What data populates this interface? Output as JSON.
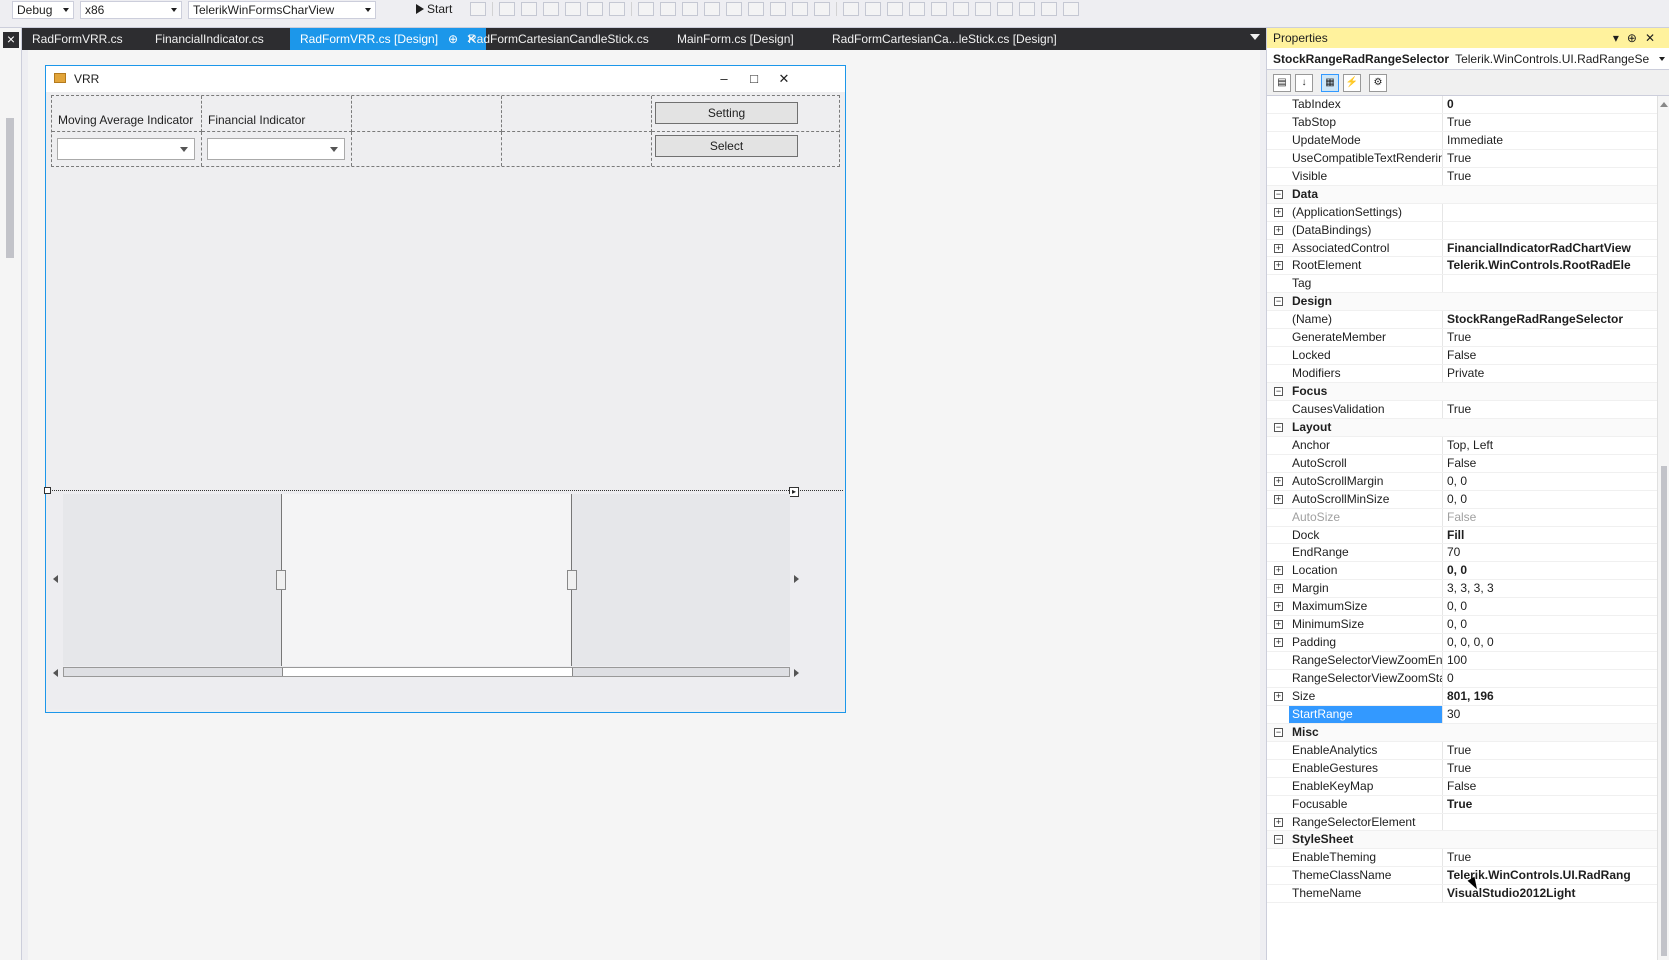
{
  "toolbar": {
    "config": "Debug",
    "platform": "x86",
    "project": "TelerikWinFormsCharView",
    "start_label": "Start"
  },
  "tabs": [
    {
      "label": "RadFormVRR.cs"
    },
    {
      "label": "FinancialIndicator.cs"
    },
    {
      "label": "RadFormVRR.cs [Design]",
      "pin": "⊕",
      "close": "✕"
    },
    {
      "label": "RadFormCartesianCandleStick.cs"
    },
    {
      "label": "MainForm.cs [Design]"
    },
    {
      "label": "RadFormCartesianCa...leStick.cs [Design]"
    }
  ],
  "form": {
    "caption": "VRR",
    "min": "–",
    "max": "□",
    "close": "✕",
    "label_moving_average": "Moving Average Indicator",
    "label_financial": "Financial Indicator",
    "setting_button": "Setting",
    "select_button": "Select"
  },
  "range_selector": {
    "start": 30,
    "end": 70
  },
  "properties": {
    "title": "Properties",
    "object_name": "StockRangeRadRangeSelector",
    "object_type": "Telerik.WinControls.UI.RadRangeSe",
    "rows": [
      {
        "kind": "prop",
        "name": "TabIndex",
        "value": "0",
        "bold": true
      },
      {
        "kind": "prop",
        "name": "TabStop",
        "value": "True"
      },
      {
        "kind": "prop",
        "name": "UpdateMode",
        "value": "Immediate"
      },
      {
        "kind": "prop",
        "name": "UseCompatibleTextRendering",
        "value": "True"
      },
      {
        "kind": "prop",
        "name": "Visible",
        "value": "True"
      },
      {
        "kind": "cat",
        "name": "Data"
      },
      {
        "kind": "prop",
        "name": "(ApplicationSettings)",
        "value": "",
        "expand": true
      },
      {
        "kind": "prop",
        "name": "(DataBindings)",
        "value": "",
        "expand": true
      },
      {
        "kind": "prop",
        "name": "AssociatedControl",
        "value": "FinancialIndicatorRadChartView",
        "expand": true,
        "bold": true
      },
      {
        "kind": "prop",
        "name": "RootElement",
        "value": "Telerik.WinControls.RootRadEle",
        "expand": true,
        "bold": true
      },
      {
        "kind": "prop",
        "name": "Tag",
        "value": ""
      },
      {
        "kind": "cat",
        "name": "Design"
      },
      {
        "kind": "prop",
        "name": "(Name)",
        "value": "StockRangeRadRangeSelector",
        "bold": true
      },
      {
        "kind": "prop",
        "name": "GenerateMember",
        "value": "True"
      },
      {
        "kind": "prop",
        "name": "Locked",
        "value": "False"
      },
      {
        "kind": "prop",
        "name": "Modifiers",
        "value": "Private"
      },
      {
        "kind": "cat",
        "name": "Focus"
      },
      {
        "kind": "prop",
        "name": "CausesValidation",
        "value": "True"
      },
      {
        "kind": "cat",
        "name": "Layout"
      },
      {
        "kind": "prop",
        "name": "Anchor",
        "value": "Top, Left"
      },
      {
        "kind": "prop",
        "name": "AutoScroll",
        "value": "False"
      },
      {
        "kind": "prop",
        "name": "AutoScrollMargin",
        "value": "0, 0",
        "expand": true
      },
      {
        "kind": "prop",
        "name": "AutoScrollMinSize",
        "value": "0, 0",
        "expand": true
      },
      {
        "kind": "prop",
        "name": "AutoSize",
        "value": "False",
        "dim": true
      },
      {
        "kind": "prop",
        "name": "Dock",
        "value": "Fill",
        "bold": true
      },
      {
        "kind": "prop",
        "name": "EndRange",
        "value": "70"
      },
      {
        "kind": "prop",
        "name": "Location",
        "value": "0, 0",
        "expand": true,
        "bold": true
      },
      {
        "kind": "prop",
        "name": "Margin",
        "value": "3, 3, 3, 3",
        "expand": true
      },
      {
        "kind": "prop",
        "name": "MaximumSize",
        "value": "0, 0",
        "expand": true
      },
      {
        "kind": "prop",
        "name": "MinimumSize",
        "value": "0, 0",
        "expand": true
      },
      {
        "kind": "prop",
        "name": "Padding",
        "value": "0, 0, 0, 0",
        "expand": true
      },
      {
        "kind": "prop",
        "name": "RangeSelectorViewZoomEnd",
        "value": "100"
      },
      {
        "kind": "prop",
        "name": "RangeSelectorViewZoomStart",
        "value": "0"
      },
      {
        "kind": "prop",
        "name": "Size",
        "value": "801, 196",
        "expand": true,
        "bold": true
      },
      {
        "kind": "prop",
        "name": "StartRange",
        "value": "30",
        "selected": true
      },
      {
        "kind": "cat",
        "name": "Misc"
      },
      {
        "kind": "prop",
        "name": "EnableAnalytics",
        "value": "True"
      },
      {
        "kind": "prop",
        "name": "EnableGestures",
        "value": "True"
      },
      {
        "kind": "prop",
        "name": "EnableKeyMap",
        "value": "False"
      },
      {
        "kind": "prop",
        "name": "Focusable",
        "value": "True",
        "bold": true
      },
      {
        "kind": "prop",
        "name": "RangeSelectorElement",
        "value": "",
        "expand": true
      },
      {
        "kind": "cat",
        "name": "StyleSheet"
      },
      {
        "kind": "prop",
        "name": "EnableTheming",
        "value": "True"
      },
      {
        "kind": "prop",
        "name": "ThemeClassName",
        "value": "Telerik.WinControls.UI.RadRang",
        "bold": true
      },
      {
        "kind": "prop",
        "name": "ThemeName",
        "value": "VisualStudio2012Light",
        "bold": true
      }
    ]
  }
}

---+---

# [To be done]
Take every line containing the word "RadFormVRR" and copy it.

# [Finished task]
      "label": "RadFormVRR.cs"
      "label": "RadFormVRR.cs [Design]",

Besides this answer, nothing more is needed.